WHAT THE TASK ASKS: What is needed here is an exact copy of every entry.

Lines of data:
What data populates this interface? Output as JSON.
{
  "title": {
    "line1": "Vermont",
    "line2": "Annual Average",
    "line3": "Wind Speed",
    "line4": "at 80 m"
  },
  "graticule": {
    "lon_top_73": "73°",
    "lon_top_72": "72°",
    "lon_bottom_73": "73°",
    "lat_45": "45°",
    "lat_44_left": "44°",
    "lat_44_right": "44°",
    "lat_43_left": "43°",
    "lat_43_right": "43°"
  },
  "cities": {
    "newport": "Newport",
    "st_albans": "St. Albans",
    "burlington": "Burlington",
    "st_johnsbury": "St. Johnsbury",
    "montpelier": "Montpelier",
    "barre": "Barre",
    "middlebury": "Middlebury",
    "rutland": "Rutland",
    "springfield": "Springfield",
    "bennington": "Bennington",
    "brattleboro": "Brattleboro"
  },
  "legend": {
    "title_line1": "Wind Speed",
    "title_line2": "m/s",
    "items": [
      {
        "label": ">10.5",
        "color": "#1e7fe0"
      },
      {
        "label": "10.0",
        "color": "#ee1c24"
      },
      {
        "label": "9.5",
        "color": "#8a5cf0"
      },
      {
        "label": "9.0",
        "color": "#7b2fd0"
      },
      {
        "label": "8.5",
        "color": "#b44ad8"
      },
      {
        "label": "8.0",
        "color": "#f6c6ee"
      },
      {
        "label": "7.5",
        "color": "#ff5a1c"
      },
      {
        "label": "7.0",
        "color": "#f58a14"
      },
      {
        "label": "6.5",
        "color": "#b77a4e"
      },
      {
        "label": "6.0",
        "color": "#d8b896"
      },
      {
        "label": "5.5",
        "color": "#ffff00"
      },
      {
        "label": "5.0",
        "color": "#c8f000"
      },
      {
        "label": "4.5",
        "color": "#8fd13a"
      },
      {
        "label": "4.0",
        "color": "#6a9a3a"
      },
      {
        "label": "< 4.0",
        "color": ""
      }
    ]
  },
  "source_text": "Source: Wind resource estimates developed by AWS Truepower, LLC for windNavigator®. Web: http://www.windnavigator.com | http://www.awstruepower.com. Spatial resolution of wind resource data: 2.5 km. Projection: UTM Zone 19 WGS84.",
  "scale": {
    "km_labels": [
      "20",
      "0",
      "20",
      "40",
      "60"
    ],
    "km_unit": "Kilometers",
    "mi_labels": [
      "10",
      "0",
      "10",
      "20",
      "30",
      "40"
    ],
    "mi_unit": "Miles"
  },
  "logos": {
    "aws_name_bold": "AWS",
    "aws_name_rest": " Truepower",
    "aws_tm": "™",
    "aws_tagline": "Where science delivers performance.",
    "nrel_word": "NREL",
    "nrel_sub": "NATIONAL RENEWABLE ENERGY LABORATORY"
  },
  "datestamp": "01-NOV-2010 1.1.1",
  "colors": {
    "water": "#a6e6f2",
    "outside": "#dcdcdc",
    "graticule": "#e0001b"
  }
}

OUTPUT FOR THIS TASK:
What data populates this interface? Output as JSON.
{
  "title": {
    "line1": "Vermont",
    "line2": "Annual Average",
    "line3": "Wind Speed",
    "line4": "at 80 m"
  },
  "graticule": {
    "lon_top_73": "73°",
    "lon_top_72": "72°",
    "lon_bottom_73": "73°",
    "lat_45": "45°",
    "lat_44_left": "44°",
    "lat_44_right": "44°",
    "lat_43_left": "43°",
    "lat_43_right": "43°"
  },
  "cities": {
    "newport": "Newport",
    "st_albans": "St. Albans",
    "burlington": "Burlington",
    "st_johnsbury": "St. Johnsbury",
    "montpelier": "Montpelier",
    "barre": "Barre",
    "middlebury": "Middlebury",
    "rutland": "Rutland",
    "springfield": "Springfield",
    "bennington": "Bennington",
    "brattleboro": "Brattleboro"
  },
  "legend": {
    "title_line1": "Wind Speed",
    "title_line2": "m/s",
    "items": [
      {
        "label": ">10.5",
        "color": "#1e7fe0"
      },
      {
        "label": "10.0",
        "color": "#ee1c24"
      },
      {
        "label": "9.5",
        "color": "#8a5cf0"
      },
      {
        "label": "9.0",
        "color": "#7b2fd0"
      },
      {
        "label": "8.5",
        "color": "#b44ad8"
      },
      {
        "label": "8.0",
        "color": "#f6c6ee"
      },
      {
        "label": "7.5",
        "color": "#ff5a1c"
      },
      {
        "label": "7.0",
        "color": "#f58a14"
      },
      {
        "label": "6.5",
        "color": "#b77a4e"
      },
      {
        "label": "6.0",
        "color": "#d8b896"
      },
      {
        "label": "5.5",
        "color": "#ffff00"
      },
      {
        "label": "5.0",
        "color": "#c8f000"
      },
      {
        "label": "4.5",
        "color": "#8fd13a"
      },
      {
        "label": "4.0",
        "color": "#6a9a3a"
      },
      {
        "label": "< 4.0",
        "color": ""
      }
    ]
  },
  "source_text": "Source: Wind resource estimates developed by AWS Truepower, LLC for windNavigator®. Web: http://www.windnavigator.com | http://www.awstruepower.com. Spatial resolution of wind resource data: 2.5 km. Projection: UTM Zone 19 WGS84.",
  "scale": {
    "km_labels": [
      "20",
      "0",
      "20",
      "40",
      "60"
    ],
    "km_unit": "Kilometers",
    "mi_labels": [
      "10",
      "0",
      "10",
      "20",
      "30",
      "40"
    ],
    "mi_unit": "Miles"
  },
  "logos": {
    "aws_name_bold": "AWS",
    "aws_name_rest": " Truepower",
    "aws_tm": "™",
    "aws_tagline": "Where science delivers performance.",
    "nrel_word": "NREL",
    "nrel_sub": "NATIONAL RENEWABLE ENERGY LABORATORY"
  },
  "datestamp": "01-NOV-2010 1.1.1",
  "colors": {
    "water": "#a6e6f2",
    "outside": "#dcdcdc",
    "graticule": "#e0001b"
  }
}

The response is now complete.